What the task requires - Write what comes next in the passage about Ustinov and the Soviet military, picking up right after its last sentence.

Provided text -
---------------

The departure added to a sense of uncertainty in the Soviet military. With arms negotiations on hold, the Kremlin has seemed baffled about how to react to the defense policies of the West, particularly to those of the Reagan Administration. The abrupt transfer of Marshal Nikolai Ogarkov from his post as chief of the general staff last September suggested that the leadership was divided over nuclear and conventional strategy.

A stocky, sandy-haired man with gold-rimmed spectacles, Ustinov exuded neither charm nor charisma. Nonetheless, as a member of the dwindling but powerful old guard that had survived both Brezhnev and his successor, Yuri Andropov, he had become a more visible public presence early this year: in February, Soviet Leader Konstantin Chernenko shared the spotlight with Ustinov and Foreign Minister Andrei Gromyko at Andropov's funeral. Later, in the fall, Ustinov faded out of the picture. Soviet television viewers had fully expected to see him pass through Red Square to review the massed battalions on the anniversary of the Bolshevik Revolution in November, but he never appeared. According to the official medical bulletin last week, Ustinov had contracted pneumonia in October. Emergency surgery had to be performed to correct an aneurysm in the aortic valve. His liver and kidneys later malfunctioned, and he suffered a cardiac arrest last Thursday evening.

---------------

Listed entries -
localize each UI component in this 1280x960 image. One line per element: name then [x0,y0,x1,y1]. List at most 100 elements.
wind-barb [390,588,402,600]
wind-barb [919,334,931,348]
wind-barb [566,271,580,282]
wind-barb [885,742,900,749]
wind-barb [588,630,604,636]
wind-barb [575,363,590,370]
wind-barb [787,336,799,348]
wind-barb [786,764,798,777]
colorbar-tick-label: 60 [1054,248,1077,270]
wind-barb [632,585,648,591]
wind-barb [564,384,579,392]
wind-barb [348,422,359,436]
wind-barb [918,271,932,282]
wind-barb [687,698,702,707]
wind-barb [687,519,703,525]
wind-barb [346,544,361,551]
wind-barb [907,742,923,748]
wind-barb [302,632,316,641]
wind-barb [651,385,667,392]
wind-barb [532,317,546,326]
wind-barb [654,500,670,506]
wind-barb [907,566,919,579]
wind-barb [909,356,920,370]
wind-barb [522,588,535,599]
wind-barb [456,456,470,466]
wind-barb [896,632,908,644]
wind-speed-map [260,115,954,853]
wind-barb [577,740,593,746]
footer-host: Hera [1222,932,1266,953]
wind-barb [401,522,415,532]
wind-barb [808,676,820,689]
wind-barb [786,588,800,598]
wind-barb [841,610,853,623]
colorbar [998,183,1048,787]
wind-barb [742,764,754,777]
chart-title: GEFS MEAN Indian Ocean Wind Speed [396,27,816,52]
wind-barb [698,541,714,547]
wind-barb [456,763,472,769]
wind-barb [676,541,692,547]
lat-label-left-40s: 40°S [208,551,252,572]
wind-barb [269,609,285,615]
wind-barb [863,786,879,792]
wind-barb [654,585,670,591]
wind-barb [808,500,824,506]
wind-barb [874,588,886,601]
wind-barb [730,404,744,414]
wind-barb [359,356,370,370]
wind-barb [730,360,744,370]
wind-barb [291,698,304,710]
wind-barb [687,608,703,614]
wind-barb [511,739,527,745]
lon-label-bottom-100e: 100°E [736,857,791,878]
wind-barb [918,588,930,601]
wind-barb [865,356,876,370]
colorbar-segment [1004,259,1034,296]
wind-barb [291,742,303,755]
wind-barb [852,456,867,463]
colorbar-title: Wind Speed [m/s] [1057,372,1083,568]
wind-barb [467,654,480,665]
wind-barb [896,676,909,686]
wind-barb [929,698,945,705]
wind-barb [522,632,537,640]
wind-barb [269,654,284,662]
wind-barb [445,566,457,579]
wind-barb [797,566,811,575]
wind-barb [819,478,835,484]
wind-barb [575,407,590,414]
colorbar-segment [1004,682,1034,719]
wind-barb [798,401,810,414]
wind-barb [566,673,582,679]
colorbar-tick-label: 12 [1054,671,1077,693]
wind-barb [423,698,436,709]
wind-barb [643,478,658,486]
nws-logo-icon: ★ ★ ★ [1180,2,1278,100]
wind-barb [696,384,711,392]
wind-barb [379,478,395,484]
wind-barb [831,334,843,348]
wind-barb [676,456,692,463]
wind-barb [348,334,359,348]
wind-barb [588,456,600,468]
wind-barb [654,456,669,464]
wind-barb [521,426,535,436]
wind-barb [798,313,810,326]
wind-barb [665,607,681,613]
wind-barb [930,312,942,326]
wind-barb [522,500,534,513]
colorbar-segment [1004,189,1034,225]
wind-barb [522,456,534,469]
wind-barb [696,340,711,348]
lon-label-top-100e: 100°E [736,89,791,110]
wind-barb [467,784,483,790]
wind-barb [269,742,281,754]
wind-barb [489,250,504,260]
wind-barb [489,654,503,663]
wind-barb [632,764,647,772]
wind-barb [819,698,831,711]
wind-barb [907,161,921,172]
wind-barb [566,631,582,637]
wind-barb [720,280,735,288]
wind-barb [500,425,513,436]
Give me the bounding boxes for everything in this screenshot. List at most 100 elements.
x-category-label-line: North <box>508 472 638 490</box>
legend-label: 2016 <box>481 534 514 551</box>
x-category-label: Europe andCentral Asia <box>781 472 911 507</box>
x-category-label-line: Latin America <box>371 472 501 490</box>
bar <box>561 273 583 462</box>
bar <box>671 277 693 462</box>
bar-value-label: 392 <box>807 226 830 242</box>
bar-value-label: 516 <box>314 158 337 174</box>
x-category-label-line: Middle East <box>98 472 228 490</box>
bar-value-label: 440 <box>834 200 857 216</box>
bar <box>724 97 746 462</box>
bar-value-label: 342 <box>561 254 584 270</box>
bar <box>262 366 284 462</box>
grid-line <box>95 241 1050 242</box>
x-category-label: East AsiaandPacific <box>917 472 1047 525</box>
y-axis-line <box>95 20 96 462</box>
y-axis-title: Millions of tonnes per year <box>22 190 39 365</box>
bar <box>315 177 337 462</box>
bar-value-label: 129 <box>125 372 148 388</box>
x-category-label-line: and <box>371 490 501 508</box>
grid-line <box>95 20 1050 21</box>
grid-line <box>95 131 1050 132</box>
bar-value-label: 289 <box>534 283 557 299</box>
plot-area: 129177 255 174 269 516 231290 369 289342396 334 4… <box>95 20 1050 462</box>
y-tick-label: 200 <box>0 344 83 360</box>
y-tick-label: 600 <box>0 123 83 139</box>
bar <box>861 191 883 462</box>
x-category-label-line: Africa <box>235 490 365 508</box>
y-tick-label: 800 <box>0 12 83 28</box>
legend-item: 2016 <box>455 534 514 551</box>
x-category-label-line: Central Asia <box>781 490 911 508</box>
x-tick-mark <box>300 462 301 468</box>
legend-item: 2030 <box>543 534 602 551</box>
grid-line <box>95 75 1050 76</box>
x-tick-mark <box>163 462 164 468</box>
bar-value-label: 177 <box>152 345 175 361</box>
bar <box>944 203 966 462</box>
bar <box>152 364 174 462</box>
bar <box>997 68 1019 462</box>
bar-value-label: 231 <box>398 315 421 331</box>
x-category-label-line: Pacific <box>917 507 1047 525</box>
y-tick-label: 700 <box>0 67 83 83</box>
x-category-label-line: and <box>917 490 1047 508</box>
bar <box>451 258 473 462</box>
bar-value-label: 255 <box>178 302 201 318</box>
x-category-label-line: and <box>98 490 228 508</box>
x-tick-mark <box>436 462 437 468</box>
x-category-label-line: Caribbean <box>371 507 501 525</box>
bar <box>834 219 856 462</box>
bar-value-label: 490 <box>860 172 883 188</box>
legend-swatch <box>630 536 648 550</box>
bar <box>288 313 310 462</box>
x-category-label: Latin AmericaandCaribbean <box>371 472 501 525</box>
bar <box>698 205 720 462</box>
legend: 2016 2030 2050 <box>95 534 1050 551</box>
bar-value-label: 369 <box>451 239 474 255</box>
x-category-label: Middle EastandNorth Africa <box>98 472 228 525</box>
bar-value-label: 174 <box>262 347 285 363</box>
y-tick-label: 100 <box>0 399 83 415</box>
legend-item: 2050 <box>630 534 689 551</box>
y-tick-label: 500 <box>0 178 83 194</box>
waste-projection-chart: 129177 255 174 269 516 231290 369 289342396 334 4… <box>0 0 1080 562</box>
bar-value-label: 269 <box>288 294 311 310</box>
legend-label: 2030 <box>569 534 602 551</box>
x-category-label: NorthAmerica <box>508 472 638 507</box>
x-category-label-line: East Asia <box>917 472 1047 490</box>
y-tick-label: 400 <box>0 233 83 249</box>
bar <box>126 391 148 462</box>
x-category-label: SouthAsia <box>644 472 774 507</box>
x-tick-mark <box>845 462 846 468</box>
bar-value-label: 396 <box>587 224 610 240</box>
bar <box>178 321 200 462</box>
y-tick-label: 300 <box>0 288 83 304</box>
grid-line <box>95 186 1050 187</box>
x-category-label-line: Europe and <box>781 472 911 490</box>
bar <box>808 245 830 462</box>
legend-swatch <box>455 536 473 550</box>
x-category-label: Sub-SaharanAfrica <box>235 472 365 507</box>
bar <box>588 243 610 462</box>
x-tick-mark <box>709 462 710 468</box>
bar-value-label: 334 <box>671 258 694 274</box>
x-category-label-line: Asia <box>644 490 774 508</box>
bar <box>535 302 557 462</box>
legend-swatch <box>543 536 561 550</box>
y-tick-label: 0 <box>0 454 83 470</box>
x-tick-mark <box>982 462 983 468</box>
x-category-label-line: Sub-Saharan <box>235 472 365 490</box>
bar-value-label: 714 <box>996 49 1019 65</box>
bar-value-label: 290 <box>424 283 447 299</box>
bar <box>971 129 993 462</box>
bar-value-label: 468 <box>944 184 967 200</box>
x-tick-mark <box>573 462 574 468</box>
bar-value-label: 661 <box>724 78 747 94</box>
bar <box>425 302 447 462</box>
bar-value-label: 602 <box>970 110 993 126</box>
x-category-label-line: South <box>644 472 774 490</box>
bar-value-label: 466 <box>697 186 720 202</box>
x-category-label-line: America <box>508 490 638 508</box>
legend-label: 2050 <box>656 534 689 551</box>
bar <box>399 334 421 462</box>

---------------

Response for this exercise -
Born on Oct. 30,1908, in Samara (now Kuibyshev), a city 550 miles southeast of Moscow on the Volga River, Ustinov was the child of working-class parents. He began his career working as a fitter in a paper mill and as a diesel mechanic and went on to study design engineering in Leningrad.

When the Nazis invaded the Soviet Union in 1941, Stalin chose Ustinov, who was then 33 years old and the director of Leningrad's Bolshevik Arms Factory, to supervise the evacuation of the defense industry to the east of the Ural Mountains. Stalin later rewarded Ustinov, whom he called "the Red-head," with the Soviet Union's highest civilian honor: Hero of Socialist Labor.

Ustinov earned the prestigious award a second time in 1961, from Nikita Khrushchev for his work in ensuring that the first man to orbit the earth was a Soviet cosmonaut, Yuri Gagarin. The irascible Soviet Premier valued Ustinov's managerial skills enough to appoint him First Deputy Premier and place him in control of the civilian economy in 1963. When Leonid Brezhnev took power, Ustinov returned to the defense industry and took charge of developing the Soviet Union's strategic bomber force and intercontinental ballistic missile system.

A committed Communist since joining the party in 1927, Ustinov gained power in the bureaucracy as he rose in the armaments industry. When Defense Minister Marshal Rodion Malinovsky died in 1967, there was widespread speculation that the post would pass to Ustinov. Instead, the Kremlin chose another military man, Marshal Andrei Grechko. Ustinov finally got the Defense portfolio in 1976. Along with it, he gained full membership in the Politburo and the title of marshal.

The Soviet military's growing clout cast Ustinov in the role of a Kremlin kingmaker: his support was apparently critical in giving the edge to former KGB Chief Andropov in the race to succeed Brezhnev. Ustinov emerged as a decisive player in the Chernenko regime, making up for the new leader's limited experience in military affairs. At one point this year, when Chernenko's health appeared to falter, the Defense Minister was viewed as a possible interim leader who could oversee the transfer of power to a younger generation.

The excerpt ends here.